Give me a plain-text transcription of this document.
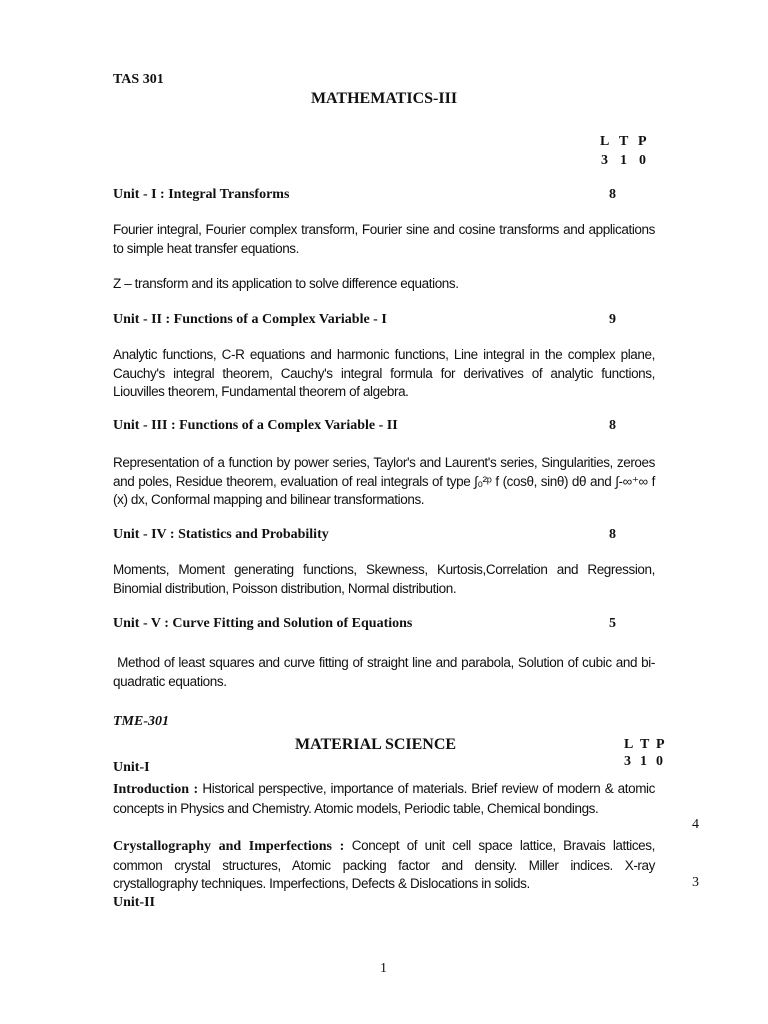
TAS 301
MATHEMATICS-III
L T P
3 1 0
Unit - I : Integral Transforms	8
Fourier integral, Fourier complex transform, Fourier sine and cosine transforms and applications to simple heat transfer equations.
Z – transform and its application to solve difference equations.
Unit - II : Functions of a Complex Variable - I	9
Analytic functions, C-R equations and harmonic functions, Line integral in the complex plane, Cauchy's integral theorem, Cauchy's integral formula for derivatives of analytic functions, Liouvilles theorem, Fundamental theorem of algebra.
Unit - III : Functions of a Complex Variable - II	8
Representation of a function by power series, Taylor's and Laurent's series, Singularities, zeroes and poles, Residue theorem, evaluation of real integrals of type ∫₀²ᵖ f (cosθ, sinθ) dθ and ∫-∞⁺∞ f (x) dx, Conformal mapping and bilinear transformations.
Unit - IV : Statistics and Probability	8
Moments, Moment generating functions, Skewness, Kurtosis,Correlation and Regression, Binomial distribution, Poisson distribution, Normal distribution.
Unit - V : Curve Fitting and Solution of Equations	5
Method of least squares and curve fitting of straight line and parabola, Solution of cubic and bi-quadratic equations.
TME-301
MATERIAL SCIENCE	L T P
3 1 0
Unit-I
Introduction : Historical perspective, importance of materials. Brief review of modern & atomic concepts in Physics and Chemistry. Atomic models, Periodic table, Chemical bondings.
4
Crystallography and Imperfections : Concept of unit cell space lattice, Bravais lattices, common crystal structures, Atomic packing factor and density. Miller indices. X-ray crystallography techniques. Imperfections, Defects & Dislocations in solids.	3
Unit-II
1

+ + + + +

* [What is expected] Please write out all of the material above without changing a word, and omit any pictures.

* [Task response]
Give me a plain-text transcription of this document.
TAS 301
MATHEMATICS-III
L T P
3 1 0
Unit - I : Integral Transforms	8
Fourier integral, Fourier complex transform, Fourier sine and cosine transforms and applications to simple heat transfer equations.
Z – transform and its application to solve difference equations.
Unit - II : Functions of a Complex Variable - I	9
Analytic functions, C-R equations and harmonic functions, Line integral in the complex plane, Cauchy's integral theorem, Cauchy's integral formula for derivatives of analytic functions, Liouvilles theorem, Fundamental theorem of algebra.
Unit - III : Functions of a Complex Variable - II	8
Representation of a function by power series, Taylor's and Laurent's series, Singularities, zeroes and poles, Residue theorem, evaluation of real integrals of type ∫₀²ᵖ f (cosθ, sinθ) dθ and ∫-∞⁺∞ f (x) dx, Conformal mapping and bilinear transformations.
Unit - IV : Statistics and Probability	8
Moments, Moment generating functions, Skewness, Kurtosis,Correlation and Regression, Binomial distribution, Poisson distribution, Normal distribution.
Unit - V : Curve Fitting and Solution of Equations	5
Method of least squares and curve fitting of straight line and parabola, Solution of cubic and bi-quadratic equations.
TME-301
MATERIAL SCIENCE	L T P
3 1 0
Unit-I
Introduction : Historical perspective, importance of materials. Brief review of modern & atomic concepts in Physics and Chemistry. Atomic models, Periodic table, Chemical bondings.
4
Crystallography and Imperfections : Concept of unit cell space lattice, Bravais lattices, common crystal structures, Atomic packing factor and density. Miller indices. X-ray crystallography techniques. Imperfections, Defects & Dislocations in solids.	3
Unit-II
1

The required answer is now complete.